### WHAT TO DO
Would you return the complete listing below word for word?

* Begin EXTRACTED ENTRIES *

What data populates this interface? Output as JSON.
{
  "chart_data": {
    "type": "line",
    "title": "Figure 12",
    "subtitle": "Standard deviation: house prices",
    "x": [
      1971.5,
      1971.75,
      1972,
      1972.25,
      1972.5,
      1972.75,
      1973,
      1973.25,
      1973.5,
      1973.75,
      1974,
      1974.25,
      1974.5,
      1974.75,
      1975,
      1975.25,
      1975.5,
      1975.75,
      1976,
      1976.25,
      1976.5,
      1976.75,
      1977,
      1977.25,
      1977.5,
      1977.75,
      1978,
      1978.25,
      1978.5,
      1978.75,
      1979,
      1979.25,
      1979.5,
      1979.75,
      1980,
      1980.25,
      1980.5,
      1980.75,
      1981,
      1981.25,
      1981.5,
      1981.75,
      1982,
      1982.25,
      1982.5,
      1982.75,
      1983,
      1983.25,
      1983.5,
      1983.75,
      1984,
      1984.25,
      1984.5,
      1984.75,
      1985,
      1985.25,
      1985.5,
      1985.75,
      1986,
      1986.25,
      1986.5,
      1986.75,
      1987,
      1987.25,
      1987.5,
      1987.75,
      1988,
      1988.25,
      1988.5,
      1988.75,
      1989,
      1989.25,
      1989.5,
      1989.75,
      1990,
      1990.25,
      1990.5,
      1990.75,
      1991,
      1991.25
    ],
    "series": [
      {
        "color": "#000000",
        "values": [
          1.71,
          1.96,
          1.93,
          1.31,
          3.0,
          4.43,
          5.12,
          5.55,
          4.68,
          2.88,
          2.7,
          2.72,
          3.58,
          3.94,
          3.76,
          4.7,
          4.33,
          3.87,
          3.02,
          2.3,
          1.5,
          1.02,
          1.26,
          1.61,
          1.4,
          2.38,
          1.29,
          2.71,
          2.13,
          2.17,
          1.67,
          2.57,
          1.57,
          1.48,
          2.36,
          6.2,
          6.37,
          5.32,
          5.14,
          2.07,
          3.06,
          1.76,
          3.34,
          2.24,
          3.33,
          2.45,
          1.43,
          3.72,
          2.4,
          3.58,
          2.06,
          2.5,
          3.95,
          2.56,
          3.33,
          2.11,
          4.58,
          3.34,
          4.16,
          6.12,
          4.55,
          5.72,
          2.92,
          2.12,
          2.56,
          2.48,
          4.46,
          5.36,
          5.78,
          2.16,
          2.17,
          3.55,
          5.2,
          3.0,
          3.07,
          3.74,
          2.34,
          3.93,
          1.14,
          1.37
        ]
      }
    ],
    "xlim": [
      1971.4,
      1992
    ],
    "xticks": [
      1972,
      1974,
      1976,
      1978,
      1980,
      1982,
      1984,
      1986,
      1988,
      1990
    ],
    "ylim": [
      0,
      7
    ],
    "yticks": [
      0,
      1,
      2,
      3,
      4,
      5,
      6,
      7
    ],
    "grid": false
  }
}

* End EXTRACTED ENTRIES *

### THE REPLY
What data populates this interface? Output as JSON.
{
  "chart_data": {
    "type": "line",
    "title": "Figure 12",
    "subtitle": "Standard deviation: house prices",
    "x": [
      1971.5,
      1971.75,
      1972,
      1972.25,
      1972.5,
      1972.75,
      1973,
      1973.25,
      1973.5,
      1973.75,
      1974,
      1974.25,
      1974.5,
      1974.75,
      1975,
      1975.25,
      1975.5,
      1975.75,
      1976,
      1976.25,
      1976.5,
      1976.75,
      1977,
      1977.25,
      1977.5,
      1977.75,
      1978,
      1978.25,
      1978.5,
      1978.75,
      1979,
      1979.25,
      1979.5,
      1979.75,
      1980,
      1980.25,
      1980.5,
      1980.75,
      1981,
      1981.25,
      1981.5,
      1981.75,
      1982,
      1982.25,
      1982.5,
      1982.75,
      1983,
      1983.25,
      1983.5,
      1983.75,
      1984,
      1984.25,
      1984.5,
      1984.75,
      1985,
      1985.25,
      1985.5,
      1985.75,
      1986,
      1986.25,
      1986.5,
      1986.75,
      1987,
      1987.25,
      1987.5,
      1987.75,
      1988,
      1988.25,
      1988.5,
      1988.75,
      1989,
      1989.25,
      1989.5,
      1989.75,
      1990,
      1990.25,
      1990.5,
      1990.75,
      1991,
      1991.25
    ],
    "series": [
      {
        "color": "#000000",
        "values": [
          1.71,
          1.96,
          1.93,
          1.31,
          3.0,
          4.43,
          5.12,
          5.55,
          4.68,
          2.88,
          2.7,
          2.72,
          3.58,
          3.94,
          3.76,
          4.7,
          4.33,
          3.87,
          3.02,
          2.3,
          1.5,
          1.02,
          1.26,
          1.61,
          1.4,
          2.38,
          1.29,
          2.71,
          2.13,
          2.17,
          1.67,
          2.57,
          1.57,
          1.48,
          2.36,
          6.2,
          6.37,
          5.32,
          5.14,
          2.07,
          3.06,
          1.76,
          3.34,
          2.24,
          3.33,
          2.45,
          1.43,
          3.72,
          2.4,
          3.58,
          2.06,
          2.5,
          3.95,
          2.56,
          3.33,
          2.11,
          4.58,
          3.34,
          4.16,
          6.12,
          4.55,
          5.72,
          2.92,
          2.12,
          2.56,
          2.48,
          4.46,
          5.36,
          5.78,
          2.16,
          2.17,
          3.55,
          5.2,
          3.0,
          3.07,
          3.74,
          2.34,
          3.93,
          1.14,
          1.37
        ]
      }
    ],
    "xlim": [
      1971.4,
      1992
    ],
    "xticks": [
      1972,
      1974,
      1976,
      1978,
      1980,
      1982,
      1984,
      1986,
      1988,
      1990
    ],
    "ylim": [
      0,
      7
    ],
    "yticks": [
      0,
      1,
      2,
      3,
      4,
      5,
      6,
      7
    ],
    "grid": false
  }
}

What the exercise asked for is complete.